--- Start ---
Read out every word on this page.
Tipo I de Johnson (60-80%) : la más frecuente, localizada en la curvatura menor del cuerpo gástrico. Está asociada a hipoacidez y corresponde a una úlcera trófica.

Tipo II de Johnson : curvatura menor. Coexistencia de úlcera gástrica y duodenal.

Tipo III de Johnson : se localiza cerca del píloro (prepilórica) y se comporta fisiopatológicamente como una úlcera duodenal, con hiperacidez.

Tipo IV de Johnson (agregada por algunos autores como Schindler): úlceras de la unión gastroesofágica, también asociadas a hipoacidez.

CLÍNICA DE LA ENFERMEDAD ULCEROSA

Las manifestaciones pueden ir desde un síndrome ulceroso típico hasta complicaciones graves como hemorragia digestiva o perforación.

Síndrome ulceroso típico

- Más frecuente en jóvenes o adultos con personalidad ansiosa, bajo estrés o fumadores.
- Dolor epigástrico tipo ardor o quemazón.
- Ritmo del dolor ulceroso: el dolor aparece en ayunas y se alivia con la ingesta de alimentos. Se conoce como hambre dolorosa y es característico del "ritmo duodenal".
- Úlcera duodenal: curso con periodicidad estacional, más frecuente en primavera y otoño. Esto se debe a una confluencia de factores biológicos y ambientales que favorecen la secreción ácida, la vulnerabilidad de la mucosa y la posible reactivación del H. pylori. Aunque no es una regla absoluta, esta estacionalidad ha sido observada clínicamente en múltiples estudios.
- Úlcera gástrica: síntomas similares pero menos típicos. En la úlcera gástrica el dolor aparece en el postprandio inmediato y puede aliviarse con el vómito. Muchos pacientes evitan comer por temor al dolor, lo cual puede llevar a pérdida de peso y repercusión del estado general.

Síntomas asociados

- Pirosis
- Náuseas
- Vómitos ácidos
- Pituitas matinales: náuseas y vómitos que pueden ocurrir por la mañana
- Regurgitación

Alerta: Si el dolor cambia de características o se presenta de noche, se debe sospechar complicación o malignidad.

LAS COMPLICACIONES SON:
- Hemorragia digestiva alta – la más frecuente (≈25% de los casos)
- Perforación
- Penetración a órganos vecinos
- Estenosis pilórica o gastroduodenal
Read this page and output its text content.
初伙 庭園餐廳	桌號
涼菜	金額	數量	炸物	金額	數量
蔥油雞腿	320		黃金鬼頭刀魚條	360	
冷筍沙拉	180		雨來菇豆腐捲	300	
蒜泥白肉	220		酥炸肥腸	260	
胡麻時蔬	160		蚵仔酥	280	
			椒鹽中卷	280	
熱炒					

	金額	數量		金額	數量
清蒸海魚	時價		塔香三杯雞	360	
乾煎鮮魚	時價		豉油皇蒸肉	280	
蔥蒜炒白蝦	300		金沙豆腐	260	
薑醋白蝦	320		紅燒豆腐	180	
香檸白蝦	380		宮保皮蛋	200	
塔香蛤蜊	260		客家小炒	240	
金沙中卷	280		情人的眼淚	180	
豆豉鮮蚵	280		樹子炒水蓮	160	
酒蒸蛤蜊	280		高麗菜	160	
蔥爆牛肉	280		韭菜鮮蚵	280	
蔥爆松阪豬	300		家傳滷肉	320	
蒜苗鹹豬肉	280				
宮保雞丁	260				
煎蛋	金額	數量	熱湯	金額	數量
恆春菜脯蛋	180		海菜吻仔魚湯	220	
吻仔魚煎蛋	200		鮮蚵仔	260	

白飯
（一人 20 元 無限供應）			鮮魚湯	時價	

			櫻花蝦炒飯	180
--- End ---
**Work to complete:**
Quote each line of the listing above exactly.

**Finished answer:**
Read out every word on this page.
Tipo I de Johnson (60-80%) : la más frecuente, localizada en la curvatura menor del cuerpo gástrico. Está asociada a hipoacidez y corresponde a una úlcera trófica.

Tipo II de Johnson : curvatura menor. Coexistencia de úlcera gástrica y duodenal.

Tipo III de Johnson : se localiza cerca del píloro (prepilórica) y se comporta fisiopatológicamente como una úlcera duodenal, con hiperacidez.

Tipo IV de Johnson (agregada por algunos autores como Schindler): úlceras de la unión gastroesofágica, también asociadas a hipoacidez.

CLÍNICA DE LA ENFERMEDAD ULCEROSA

Las manifestaciones pueden ir desde un síndrome ulceroso típico hasta complicaciones graves como hemorragia digestiva o perforación.

Síndrome ulceroso típico

- Más frecuente en jóvenes o adultos con personalidad ansiosa, bajo estrés o fumadores.
- Dolor epigástrico tipo ardor o quemazón.
- Ritmo del dolor ulceroso: el dolor aparece en ayunas y se alivia con la ingesta de alimentos. Se conoce como hambre dolorosa y es característico del "ritmo duodenal".
- Úlcera duodenal: curso con periodicidad estacional, más frecuente en primavera y otoño. Esto se debe a una confluencia de factores biológicos y ambientales que favorecen la secreción ácida, la vulnerabilidad de la mucosa y la posible reactivación del H. pylori. Aunque no es una regla absoluta, esta estacionalidad ha sido observada clínicamente en múltiples estudios.
- Úlcera gástrica: síntomas similares pero menos típicos. En la úlcera gástrica el dolor aparece en el postprandio inmediato y puede aliviarse con el vómito. Muchos pacientes evitan comer por temor al dolor, lo cual puede llevar a pérdida de peso y repercusión del estado general.

Síntomas asociados

- Pirosis
- Náuseas
- Vómitos ácidos
- Pituitas matinales: náuseas y vómitos que pueden ocurrir por la mañana
- Regurgitación

Alerta: Si el dolor cambia de características o se presenta de noche, se debe sospechar complicación o malignidad.

LAS COMPLICACIONES SON:
- Hemorragia digestiva alta – la más frecuente (≈25% de los casos)
- Perforación
- Penetración a órganos vecinos
- Estenosis pilórica o gastroduodenal
Read this page and output its text content.
初伙 庭園餐廳	桌號
涼菜	金額	數量	炸物	金額	數量
蔥油雞腿	320		黃金鬼頭刀魚條	360	
冷筍沙拉	180		雨來菇豆腐捲	300	
蒜泥白肉	220		酥炸肥腸	260	
胡麻時蔬	160		蚵仔酥	280	
			椒鹽中卷	280	
熱炒					

	金額	數量		金額	數量
清蒸海魚	時價		塔香三杯雞	360	
乾煎鮮魚	時價		豉油皇蒸肉	280	
蔥蒜炒白蝦	300		金沙豆腐	260	
薑醋白蝦	320		紅燒豆腐	180	
香檸白蝦	380		宮保皮蛋	200	
塔香蛤蜊	260		客家小炒	240	
金沙中卷	280		情人的眼淚	180	
豆豉鮮蚵	280		樹子炒水蓮	160	
酒蒸蛤蜊	280		高麗菜	160	
蔥爆牛肉	280		韭菜鮮蚵	280	
蔥爆松阪豬	300		家傳滷肉	320	
蒜苗鹹豬肉	280				
宮保雞丁	260				
煎蛋	金額	數量	熱湯	金額	數量
恆春菜脯蛋	180		海菜吻仔魚湯	220	
吻仔魚煎蛋	200		鮮蚵仔	260	

白飯
（一人 20 元 無限供應）			鮮魚湯	時價	

			櫻花蝦炒飯	180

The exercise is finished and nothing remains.